▶ _Objective_
In the listing below, locate the lines bearing the word "BTCUSD". Copy every one of them.
◇ ◇ ◇
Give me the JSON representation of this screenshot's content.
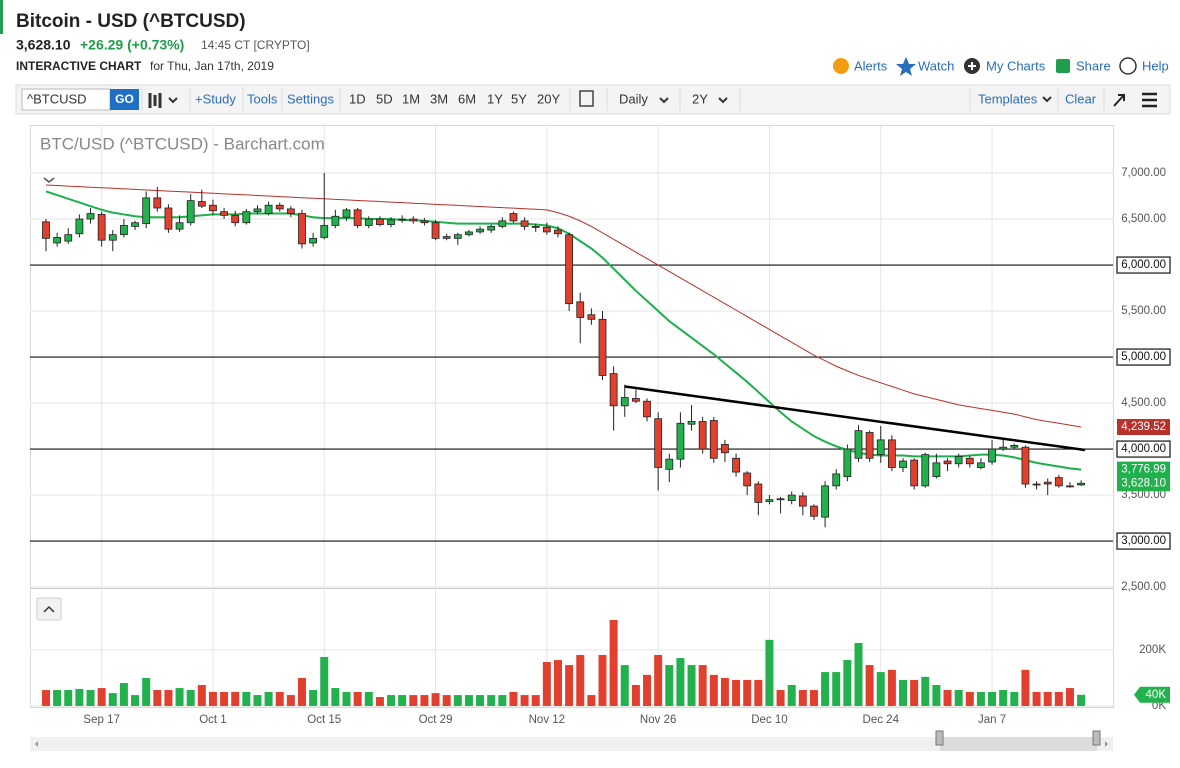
{
  "header": {
    "title": "Bitcoin - USD (^BTCUSD)",
    "price": "3,628.10",
    "change": "+26.29 (+0.73%)",
    "time": "14:45 CT [CRYPTO]",
    "subtitle": "INTERACTIVE CHART",
    "date": "for Thu, Jan 17th, 2019",
    "links": [
      "Alerts",
      "Watch",
      "My Charts",
      "Share",
      "Help"
    ]
  },
  "toolbar": {
    "symbol": "^BTCUSD",
    "go": "GO",
    "tools": [
      "+Study",
      "Tools",
      "Settings"
    ],
    "ranges": [
      "1D",
      "5D",
      "1M",
      "3M",
      "6M",
      "1Y",
      "5Y",
      "20Y"
    ],
    "interval": "Daily",
    "period": "2Y",
    "templates": "Templates",
    "clear": "Clear"
  },
  "chart_data": {
    "type": "candlestick",
    "title": "BTC/USD (^BTCUSD) - Barchart.com",
    "categories": [
      null,
      null,
      null,
      null,
      null,
      "Sep 17",
      null,
      null,
      null,
      null,
      null,
      null,
      null,
      null,
      null,
      "Oct 1",
      null,
      null,
      null,
      null,
      null,
      null,
      null,
      null,
      null,
      "Oct 15",
      null,
      null,
      null,
      null,
      null,
      null,
      null,
      null,
      null,
      "Oct 29",
      null,
      null,
      null,
      null,
      null,
      null,
      null,
      null,
      null,
      "Nov 12",
      null,
      null,
      null,
      null,
      null,
      null,
      null,
      null,
      null,
      "Nov 26",
      null,
      null,
      null,
      null,
      null,
      null,
      null,
      null,
      null,
      "Dec 10",
      null,
      null,
      null,
      null,
      null,
      null,
      null,
      null,
      null,
      "Dec 24",
      null,
      null,
      null,
      null,
      null,
      null,
      null,
      null,
      null,
      "Jan 7",
      null,
      null,
      null,
      null,
      null,
      null,
      null,
      null
    ],
    "open": [
      6470,
      6240,
      6260,
      6340,
      6500,
      6550,
      6270,
      6330,
      6420,
      6450,
      6730,
      6620,
      6390,
      6460,
      6690,
      6650,
      6580,
      6540,
      6460,
      6580,
      6560,
      6650,
      6610,
      6560,
      6240,
      6300,
      6430,
      6520,
      6600,
      6430,
      6500,
      6440,
      6490,
      6500,
      6480,
      6460,
      6310,
      6290,
      6330,
      6360,
      6380,
      6420,
      6560,
      6480,
      6420,
      6410,
      6380,
      6330,
      5600,
      5460,
      5410,
      4820,
      4470,
      4550,
      4520,
      4330,
      3780,
      3890,
      4270,
      4300,
      4310,
      4050,
      3900,
      3740,
      3620,
      3430,
      3460,
      3440,
      3490,
      3380,
      3260,
      3600,
      3700,
      3900,
      4180,
      3940,
      4100,
      3800,
      3880,
      3600,
      3700,
      3870,
      3840,
      3900,
      3800,
      3860,
      4000,
      4020,
      4020,
      3620,
      3640,
      3690,
      3600,
      3610
    ],
    "high": [
      6500,
      6350,
      6400,
      6550,
      6620,
      6580,
      6380,
      6500,
      6480,
      6800,
      6850,
      6660,
      6540,
      6770,
      6820,
      6710,
      6620,
      6590,
      6610,
      6650,
      6690,
      6680,
      6640,
      6600,
      6350,
      7000,
      6600,
      6620,
      6620,
      6530,
      6530,
      6520,
      6540,
      6530,
      6510,
      6490,
      6340,
      6350,
      6380,
      6420,
      6440,
      6520,
      6580,
      6520,
      6450,
      6460,
      6420,
      6350,
      5700,
      5530,
      5500,
      4900,
      4700,
      4650,
      4550,
      4400,
      3950,
      4400,
      4480,
      4350,
      4350,
      4100,
      3950,
      3760,
      3650,
      3500,
      3480,
      3540,
      3530,
      3400,
      3650,
      3780,
      4050,
      4260,
      4200,
      4250,
      4150,
      3900,
      3900,
      3960,
      3950,
      3900,
      3950,
      3930,
      3900,
      4100,
      4100,
      4060,
      4040,
      3650,
      3680,
      3720,
      3640,
      3660
    ],
    "low": [
      6150,
      6200,
      6230,
      6300,
      6450,
      6200,
      6150,
      6300,
      6380,
      6400,
      6580,
      6350,
      6360,
      6430,
      6620,
      6540,
      6500,
      6420,
      6440,
      6550,
      6540,
      6580,
      6520,
      6180,
      6200,
      6280,
      6400,
      6480,
      6400,
      6400,
      6420,
      6410,
      6460,
      6450,
      6430,
      6270,
      6270,
      6220,
      6310,
      6340,
      6350,
      6400,
      6460,
      6380,
      6360,
      6330,
      6300,
      5500,
      5150,
      5350,
      4750,
      4200,
      4350,
      4500,
      4300,
      3550,
      3640,
      3800,
      4200,
      3950,
      3850,
      3860,
      3700,
      3500,
      3280,
      3400,
      3300,
      3400,
      3280,
      3230,
      3150,
      3560,
      3650,
      3860,
      3860,
      3850,
      3760,
      3750,
      3560,
      3580,
      3680,
      3760,
      3800,
      3800,
      3780,
      3830,
      3980,
      4000,
      3580,
      3560,
      3500,
      3580,
      3580,
      3600
    ],
    "close": [
      6290,
      6300,
      6330,
      6500,
      6560,
      6270,
      6330,
      6430,
      6460,
      6730,
      6620,
      6390,
      6460,
      6700,
      6640,
      6590,
      6540,
      6460,
      6580,
      6610,
      6650,
      6610,
      6560,
      6230,
      6290,
      6430,
      6530,
      6600,
      6430,
      6500,
      6440,
      6490,
      6500,
      6480,
      6460,
      6290,
      6290,
      6330,
      6360,
      6390,
      6420,
      6480,
      6480,
      6420,
      6410,
      6360,
      6340,
      5580,
      5430,
      5410,
      4800,
      4470,
      4560,
      4520,
      4350,
      3800,
      3890,
      4280,
      4300,
      4000,
      3900,
      3960,
      3750,
      3600,
      3420,
      3450,
      3450,
      3500,
      3380,
      3270,
      3600,
      3730,
      4000,
      4200,
      3900,
      4100,
      3800,
      3870,
      3600,
      3940,
      3850,
      3840,
      3920,
      3840,
      3850,
      4000,
      4020,
      4040,
      3620,
      3610,
      3620,
      3600,
      3590,
      3628.1
    ],
    "close_label": "3,628.10",
    "up_color": "#22b14c",
    "down_color": "#e2402e",
    "series": [
      {
        "color": "#1db04c",
        "last_label": "3,776.99",
        "values": [
          6800,
          6760,
          6720,
          6680,
          6640,
          6600,
          6570,
          6550,
          6530,
          6520,
          6520,
          6520,
          6520,
          6530,
          6540,
          6550,
          6550,
          6550,
          6560,
          6560,
          6560,
          6560,
          6560,
          6540,
          6520,
          6510,
          6510,
          6510,
          6510,
          6500,
          6500,
          6500,
          6490,
          6490,
          6480,
          6470,
          6460,
          6450,
          6450,
          6450,
          6450,
          6450,
          6450,
          6450,
          6440,
          6430,
          6400,
          6340,
          6260,
          6180,
          6080,
          5960,
          5840,
          5720,
          5610,
          5500,
          5390,
          5300,
          5210,
          5120,
          5030,
          4930,
          4830,
          4730,
          4620,
          4510,
          4400,
          4300,
          4220,
          4140,
          4080,
          4030,
          3990,
          3960,
          3940,
          3930,
          3930,
          3930,
          3920,
          3920,
          3920,
          3920,
          3920,
          3930,
          3940,
          3940,
          3930,
          3910,
          3880,
          3850,
          3830,
          3810,
          3790,
          3776.99
        ]
      },
      {
        "color": "#b8312a",
        "last_label": "4,239.52",
        "values": [
          6870,
          6864,
          6858,
          6852,
          6846,
          6840,
          6834,
          6828,
          6822,
          6816,
          6810,
          6804,
          6798,
          6792,
          6786,
          6780,
          6774,
          6768,
          6762,
          6756,
          6750,
          6744,
          6738,
          6732,
          6726,
          6720,
          6714,
          6708,
          6702,
          6696,
          6690,
          6684,
          6678,
          6672,
          6666,
          6660,
          6654,
          6648,
          6642,
          6636,
          6630,
          6624,
          6618,
          6612,
          6606,
          6600,
          6570,
          6530,
          6480,
          6420,
          6350,
          6280,
          6210,
          6140,
          6070,
          6000,
          5930,
          5860,
          5790,
          5720,
          5650,
          5580,
          5510,
          5440,
          5370,
          5300,
          5230,
          5160,
          5090,
          5020,
          4960,
          4900,
          4850,
          4800,
          4760,
          4720,
          4680,
          4640,
          4600,
          4570,
          4540,
          4510,
          4480,
          4460,
          4440,
          4420,
          4400,
          4380,
          4350,
          4320,
          4300,
          4280,
          4260,
          4239.52
        ]
      }
    ],
    "hlines": [
      {
        "value": 6000,
        "label": "6,000.00"
      },
      {
        "value": 5000,
        "label": "5,000.00"
      },
      {
        "value": 4000,
        "label": "4,000.00"
      },
      {
        "value": 3000,
        "label": "3,000.00"
      }
    ],
    "trendline": {
      "values": [
        4680,
        3990
      ]
    },
    "ylim": [
      2490,
      7522
    ],
    "yticks": [
      {
        "value": 7000,
        "label": "7,000.00"
      },
      {
        "value": 6500,
        "label": "6,500.00"
      },
      {
        "value": 5500,
        "label": "5,500.00"
      },
      {
        "value": 4500,
        "label": "4,500.00"
      },
      {
        "value": 3500,
        "label": "3,500.00"
      },
      {
        "value": 2500,
        "label": "2,500.00"
      }
    ],
    "grid": true,
    "volume": {
      "values": [
        57000,
        57000,
        57000,
        61000,
        57000,
        64000,
        46000,
        82000,
        39000,
        100000,
        57000,
        57000,
        64000,
        57000,
        75000,
        50000,
        50000,
        50000,
        50000,
        39000,
        50000,
        50000,
        39000,
        100000,
        57000,
        175000,
        64000,
        50000,
        50000,
        50000,
        32000,
        39000,
        39000,
        39000,
        39000,
        46000,
        39000,
        39000,
        39000,
        39000,
        39000,
        39000,
        50000,
        39000,
        39000,
        157000,
        164000,
        146000,
        182000,
        39000,
        182000,
        307000,
        146000,
        75000,
        111000,
        182000,
        146000,
        171000,
        146000,
        146000,
        111000,
        100000,
        93000,
        93000,
        93000,
        236000,
        57000,
        75000,
        57000,
        57000,
        121000,
        121000,
        164000,
        225000,
        146000,
        121000,
        129000,
        93000,
        93000,
        104000,
        75000,
        57000,
        57000,
        50000,
        50000,
        50000,
        57000,
        50000,
        129000,
        50000,
        50000,
        50000,
        64000,
        40000
      ],
      "ylim": [
        0,
        396000
      ],
      "yticks": [
        {
          "value": 200000,
          "label": "200K"
        },
        {
          "value": 0,
          "label": "0K"
        }
      ],
      "last": {
        "value": 40000,
        "label": "40K"
      }
    }
  }
}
◇ ◇ ◇
▶ _Written solution_
    "title": "Bitcoin - USD (^BTCUSD)",
    "symbol": "^BTCUSD",
    "title": "BTC/USD (^BTCUSD) - Barchart.com",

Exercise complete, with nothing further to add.